Problem description – Leave out the pictures and copy every record exactly.

═════ Data excerpts

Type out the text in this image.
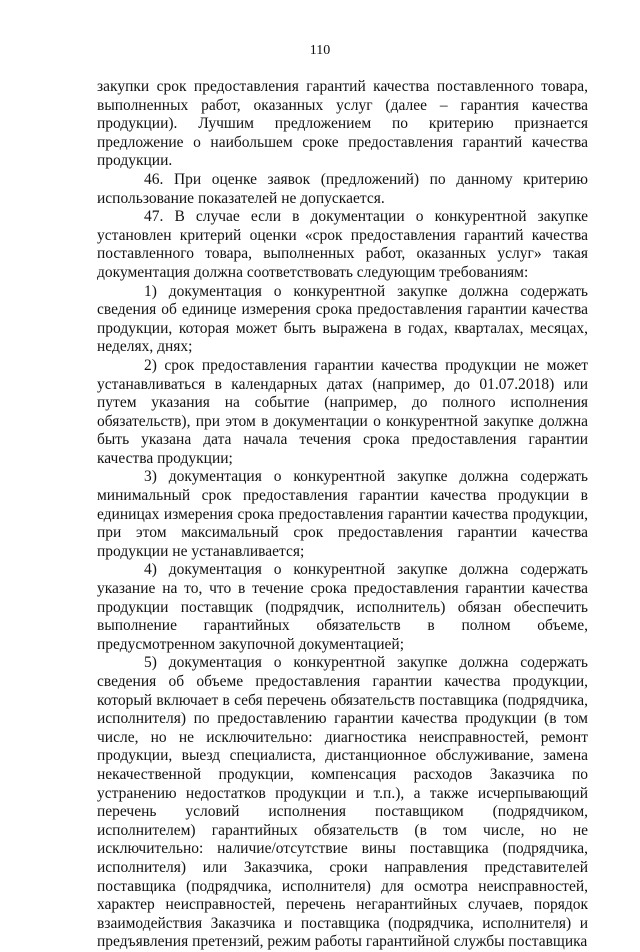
110

закупки срок предоставления гарантий качества поставленного товара, выполненных работ, оказанных услуг (далее – гарантия качества продукции). Лучшим предложением по критерию признается предложение о наибольшем сроке предоставления гарантий качества продукции.

46. При оценке заявок (предложений) по данному критерию использование показателей не допускается.

47. В случае если в документации о конкурентной закупке установлен критерий оценки «срок предоставления гарантий качества поставленного товара, выполненных работ, оказанных услуг» такая документация должна соответствовать следующим требованиям:

1) документация о конкурентной закупке должна содержать сведения об единице измерения срока предоставления гарантии качества продукции, которая может быть выражена в годах, кварталах, месяцах, неделях, днях;

2) срок предоставления гарантии качества продукции не может устанавливаться в календарных датах (например, до 01.07.2018) или путем указания на событие (например, до полного исполнения обязательств), при этом в документации о конкурентной закупке должна быть указана дата начала течения срока предоставления гарантии качества продукции;

3) документация о конкурентной закупке должна содержать минимальный срок предоставления гарантии качества продукции в единицах измерения срока предоставления гарантии качества продукции, при этом максимальный срок предоставления гарантии качества продукции не устанавливается;

4) документация о конкурентной закупке должна содержать указание на то, что в течение срока предоставления гарантии качества продукции поставщик (подрядчик, исполнитель) обязан обеспечить выполнение гарантийных обязательств в полном объеме, предусмотренном закупочной документацией;

5) документация о конкурентной закупке должна содержать сведения об объеме предоставления гарантии качества продукции, который включает в себя перечень обязательств поставщика (подрядчика, исполнителя) по предоставлению гарантии качества продукции (в том числе, но не исключительно: диагностика неисправностей, ремонт продукции, выезд специалиста, дистанционное обслуживание, замена некачественной продукции, компенсация расходов Заказчика по устранению недостатков продукции и т.п.), а также исчерпывающий перечень условий исполнения поставщиком (подрядчиком, исполнителем) гарантийных обязательств (в том числе, но не исключительно: наличие/отсутствие вины поставщика (подрядчика, исполнителя) или Заказчика, сроки направления представителей поставщика (подрядчика, исполнителя) для осмотра неисправностей, характер неисправностей, перечень негарантийных случаев, порядок взаимодействия Заказчика и поставщика (подрядчика, исполнителя) и предъявления претензий, режим работы гарантийной службы поставщика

══════════

Written response –
Type out the text in this image.
110

закупки срок предоставления гарантий качества поставленного товара, выполненных работ, оказанных услуг (далее – гарантия качества продукции). Лучшим предложением по критерию признается предложение о наибольшем сроке предоставления гарантий качества продукции.

46. При оценке заявок (предложений) по данному критерию использование показателей не допускается.

47. В случае если в документации о конкурентной закупке установлен критерий оценки «срок предоставления гарантий качества поставленного товара, выполненных работ, оказанных услуг» такая документация должна соответствовать следующим требованиям:

1) документация о конкурентной закупке должна содержать сведения об единице измерения срока предоставления гарантии качества продукции, которая может быть выражена в годах, кварталах, месяцах, неделях, днях;

2) срок предоставления гарантии качества продукции не может устанавливаться в календарных датах (например, до 01.07.2018) или путем указания на событие (например, до полного исполнения обязательств), при этом в документации о конкурентной закупке должна быть указана дата начала течения срока предоставления гарантии качества продукции;

3) документация о конкурентной закупке должна содержать минимальный срок предоставления гарантии качества продукции в единицах измерения срока предоставления гарантии качества продукции, при этом максимальный срок предоставления гарантии качества продукции не устанавливается;

4) документация о конкурентной закупке должна содержать указание на то, что в течение срока предоставления гарантии качества продукции поставщик (подрядчик, исполнитель) обязан обеспечить выполнение гарантийных обязательств в полном объеме, предусмотренном закупочной документацией;

5) документация о конкурентной закупке должна содержать сведения об объеме предоставления гарантии качества продукции, который включает в себя перечень обязательств поставщика (подрядчика, исполнителя) по предоставлению гарантии качества продукции (в том числе, но не исключительно: диагностика неисправностей, ремонт продукции, выезд специалиста, дистанционное обслуживание, замена некачественной продукции, компенсация расходов Заказчика по устранению недостатков продукции и т.п.), а также исчерпывающий перечень условий исполнения поставщиком (подрядчиком, исполнителем) гарантийных обязательств (в том числе, но не исключительно: наличие/отсутствие вины поставщика (подрядчика, исполнителя) или Заказчика, сроки направления представителей поставщика (подрядчика, исполнителя) для осмотра неисправностей, характер неисправностей, перечень негарантийных случаев, порядок взаимодействия Заказчика и поставщика (подрядчика, исполнителя) и предъявления претензий, режим работы гарантийной службы поставщика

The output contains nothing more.